━━━ Material shown
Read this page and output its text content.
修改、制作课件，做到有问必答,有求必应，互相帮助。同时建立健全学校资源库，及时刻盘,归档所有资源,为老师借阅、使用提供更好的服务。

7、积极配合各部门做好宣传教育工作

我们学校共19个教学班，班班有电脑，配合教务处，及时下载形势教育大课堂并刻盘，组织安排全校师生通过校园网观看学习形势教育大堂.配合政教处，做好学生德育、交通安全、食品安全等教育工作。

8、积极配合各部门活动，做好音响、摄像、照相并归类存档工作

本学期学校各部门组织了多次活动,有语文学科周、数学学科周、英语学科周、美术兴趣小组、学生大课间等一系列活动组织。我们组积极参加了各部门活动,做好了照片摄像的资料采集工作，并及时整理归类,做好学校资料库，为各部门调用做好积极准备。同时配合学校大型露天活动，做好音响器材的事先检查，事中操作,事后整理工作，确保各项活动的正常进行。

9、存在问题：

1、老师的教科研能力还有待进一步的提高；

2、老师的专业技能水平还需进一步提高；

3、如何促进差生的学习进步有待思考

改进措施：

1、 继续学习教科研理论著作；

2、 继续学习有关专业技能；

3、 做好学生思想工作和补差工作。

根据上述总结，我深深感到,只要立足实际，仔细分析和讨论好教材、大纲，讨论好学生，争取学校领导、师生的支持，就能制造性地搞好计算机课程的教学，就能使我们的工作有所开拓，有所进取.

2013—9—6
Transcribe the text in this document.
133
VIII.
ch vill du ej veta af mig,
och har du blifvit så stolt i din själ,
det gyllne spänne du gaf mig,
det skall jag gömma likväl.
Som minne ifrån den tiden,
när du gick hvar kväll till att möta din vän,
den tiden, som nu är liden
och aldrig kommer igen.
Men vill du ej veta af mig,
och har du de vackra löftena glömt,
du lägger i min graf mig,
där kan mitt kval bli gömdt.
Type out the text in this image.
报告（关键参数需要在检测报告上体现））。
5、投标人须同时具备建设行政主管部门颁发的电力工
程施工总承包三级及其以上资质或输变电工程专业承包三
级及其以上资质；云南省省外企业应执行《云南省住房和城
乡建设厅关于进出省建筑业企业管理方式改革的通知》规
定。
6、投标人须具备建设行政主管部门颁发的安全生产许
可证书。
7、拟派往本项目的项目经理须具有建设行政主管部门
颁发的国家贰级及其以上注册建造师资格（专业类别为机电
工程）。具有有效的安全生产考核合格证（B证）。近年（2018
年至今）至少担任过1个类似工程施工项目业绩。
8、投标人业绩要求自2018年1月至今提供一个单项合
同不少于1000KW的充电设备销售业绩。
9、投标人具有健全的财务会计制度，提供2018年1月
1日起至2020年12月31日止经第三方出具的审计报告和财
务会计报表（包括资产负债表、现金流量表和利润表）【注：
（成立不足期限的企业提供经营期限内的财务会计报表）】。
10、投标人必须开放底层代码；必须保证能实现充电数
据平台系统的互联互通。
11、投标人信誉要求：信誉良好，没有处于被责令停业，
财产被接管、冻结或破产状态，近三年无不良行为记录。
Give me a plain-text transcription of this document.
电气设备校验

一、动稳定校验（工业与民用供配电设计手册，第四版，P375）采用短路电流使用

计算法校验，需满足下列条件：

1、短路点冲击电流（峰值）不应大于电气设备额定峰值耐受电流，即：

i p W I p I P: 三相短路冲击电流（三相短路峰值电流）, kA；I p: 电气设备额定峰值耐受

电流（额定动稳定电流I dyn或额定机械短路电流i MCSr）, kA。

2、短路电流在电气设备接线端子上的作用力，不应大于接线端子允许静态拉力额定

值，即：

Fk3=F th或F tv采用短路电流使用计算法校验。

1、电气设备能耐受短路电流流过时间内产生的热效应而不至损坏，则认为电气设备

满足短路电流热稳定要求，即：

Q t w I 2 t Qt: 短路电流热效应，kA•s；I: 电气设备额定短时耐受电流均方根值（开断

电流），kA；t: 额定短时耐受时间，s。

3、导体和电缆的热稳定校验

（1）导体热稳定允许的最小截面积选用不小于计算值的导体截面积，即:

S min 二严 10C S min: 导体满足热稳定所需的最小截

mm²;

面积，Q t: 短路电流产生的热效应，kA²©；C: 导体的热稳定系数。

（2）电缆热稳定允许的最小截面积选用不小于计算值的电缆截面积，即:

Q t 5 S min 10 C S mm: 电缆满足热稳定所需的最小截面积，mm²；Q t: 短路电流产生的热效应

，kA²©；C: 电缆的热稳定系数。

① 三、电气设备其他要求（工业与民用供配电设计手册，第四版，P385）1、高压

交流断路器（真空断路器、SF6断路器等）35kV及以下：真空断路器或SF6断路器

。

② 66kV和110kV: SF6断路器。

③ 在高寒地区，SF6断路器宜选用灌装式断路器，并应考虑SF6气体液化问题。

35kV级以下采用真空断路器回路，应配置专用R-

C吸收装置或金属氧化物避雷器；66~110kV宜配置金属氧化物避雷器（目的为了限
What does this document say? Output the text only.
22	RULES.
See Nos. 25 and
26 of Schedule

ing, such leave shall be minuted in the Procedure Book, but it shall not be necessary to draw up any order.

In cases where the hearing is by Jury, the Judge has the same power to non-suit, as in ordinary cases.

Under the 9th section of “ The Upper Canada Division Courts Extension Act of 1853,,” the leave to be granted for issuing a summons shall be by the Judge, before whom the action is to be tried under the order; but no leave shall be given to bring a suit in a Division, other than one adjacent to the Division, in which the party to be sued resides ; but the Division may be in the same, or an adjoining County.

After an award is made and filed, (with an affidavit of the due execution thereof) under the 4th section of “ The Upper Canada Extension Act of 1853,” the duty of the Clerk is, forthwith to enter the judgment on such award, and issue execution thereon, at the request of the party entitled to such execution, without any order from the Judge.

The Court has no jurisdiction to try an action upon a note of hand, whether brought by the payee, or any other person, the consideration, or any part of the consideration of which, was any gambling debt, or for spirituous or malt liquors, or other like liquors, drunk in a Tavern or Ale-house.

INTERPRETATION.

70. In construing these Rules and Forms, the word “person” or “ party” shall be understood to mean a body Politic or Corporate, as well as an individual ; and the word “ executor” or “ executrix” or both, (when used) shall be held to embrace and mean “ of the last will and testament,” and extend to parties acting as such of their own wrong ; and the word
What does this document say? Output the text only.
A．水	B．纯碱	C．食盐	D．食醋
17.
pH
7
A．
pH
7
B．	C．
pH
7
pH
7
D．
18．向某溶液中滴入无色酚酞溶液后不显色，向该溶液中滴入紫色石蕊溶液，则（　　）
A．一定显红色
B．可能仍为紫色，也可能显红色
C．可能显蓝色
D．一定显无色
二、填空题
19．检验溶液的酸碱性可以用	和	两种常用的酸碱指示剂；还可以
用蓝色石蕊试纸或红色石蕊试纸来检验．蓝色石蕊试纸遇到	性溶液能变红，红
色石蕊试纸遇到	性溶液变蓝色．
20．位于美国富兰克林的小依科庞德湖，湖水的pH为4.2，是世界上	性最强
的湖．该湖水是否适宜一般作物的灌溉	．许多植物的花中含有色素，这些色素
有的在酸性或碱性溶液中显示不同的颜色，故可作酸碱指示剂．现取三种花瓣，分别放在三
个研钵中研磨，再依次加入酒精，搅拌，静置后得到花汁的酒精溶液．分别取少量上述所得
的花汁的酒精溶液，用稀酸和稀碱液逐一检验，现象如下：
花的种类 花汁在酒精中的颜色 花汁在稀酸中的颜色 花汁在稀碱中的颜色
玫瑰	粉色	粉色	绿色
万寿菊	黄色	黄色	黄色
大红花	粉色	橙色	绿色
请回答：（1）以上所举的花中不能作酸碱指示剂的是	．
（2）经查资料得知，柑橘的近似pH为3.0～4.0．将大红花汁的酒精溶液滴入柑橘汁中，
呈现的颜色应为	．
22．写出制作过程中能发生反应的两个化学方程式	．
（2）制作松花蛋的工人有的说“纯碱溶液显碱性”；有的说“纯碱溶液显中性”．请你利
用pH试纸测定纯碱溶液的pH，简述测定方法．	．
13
━━━━━━
Which lines contain the word "suit"? Return each of them.

Task response ▸
In cases where the hearing is by Jury, the Judge has the same power to non-suit, as in ordinary cases.
Under the 9th section of “ The Upper Canada Division Courts Extension Act of 1853,,” the leave to be granted for issuing a summons shall be by the Judge, before whom the action is to be tried under the order; but no leave shall be given to bring a suit in a Division, other than one adjacent to the Division, in which the party to be sued resides ; but the Division may be in the same, or an adjoining County.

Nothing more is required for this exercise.